** TASK TO COMPLETE **
Output every record below exactly as it appears.

** DATA SECTION **
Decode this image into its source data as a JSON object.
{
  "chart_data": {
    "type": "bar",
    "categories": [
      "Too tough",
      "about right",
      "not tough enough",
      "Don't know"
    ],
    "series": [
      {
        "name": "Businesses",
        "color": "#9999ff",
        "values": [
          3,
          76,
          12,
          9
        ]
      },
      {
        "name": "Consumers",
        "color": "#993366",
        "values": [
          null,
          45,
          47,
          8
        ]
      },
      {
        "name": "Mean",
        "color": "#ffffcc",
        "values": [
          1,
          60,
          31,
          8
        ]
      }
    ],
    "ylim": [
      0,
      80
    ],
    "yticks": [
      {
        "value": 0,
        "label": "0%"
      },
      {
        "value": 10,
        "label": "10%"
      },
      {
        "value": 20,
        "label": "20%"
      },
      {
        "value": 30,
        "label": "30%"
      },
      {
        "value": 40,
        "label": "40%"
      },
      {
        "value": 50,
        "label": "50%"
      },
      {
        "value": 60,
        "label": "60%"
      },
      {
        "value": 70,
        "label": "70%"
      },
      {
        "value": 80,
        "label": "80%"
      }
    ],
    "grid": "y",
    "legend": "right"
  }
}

** WRITTEN SOLUTION **
Decode this image into its source data as a JSON object.
{
  "chart_data": {
    "type": "bar",
    "categories": [
      "Too tough",
      "about right",
      "not tough enough",
      "Don't know"
    ],
    "series": [
      {
        "name": "Businesses",
        "color": "#9999ff",
        "values": [
          3,
          76,
          12,
          9
        ]
      },
      {
        "name": "Consumers",
        "color": "#993366",
        "values": [
          null,
          45,
          47,
          8
        ]
      },
      {
        "name": "Mean",
        "color": "#ffffcc",
        "values": [
          1,
          60,
          31,
          8
        ]
      }
    ],
    "ylim": [
      0,
      80
    ],
    "yticks": [
      {
        "value": 0,
        "label": "0%"
      },
      {
        "value": 10,
        "label": "10%"
      },
      {
        "value": 20,
        "label": "20%"
      },
      {
        "value": 30,
        "label": "30%"
      },
      {
        "value": 40,
        "label": "40%"
      },
      {
        "value": 50,
        "label": "50%"
      },
      {
        "value": 60,
        "label": "60%"
      },
      {
        "value": 70,
        "label": "70%"
      },
      {
        "value": 80,
        "label": "80%"
      }
    ],
    "grid": "y",
    "legend": "right"
  }
}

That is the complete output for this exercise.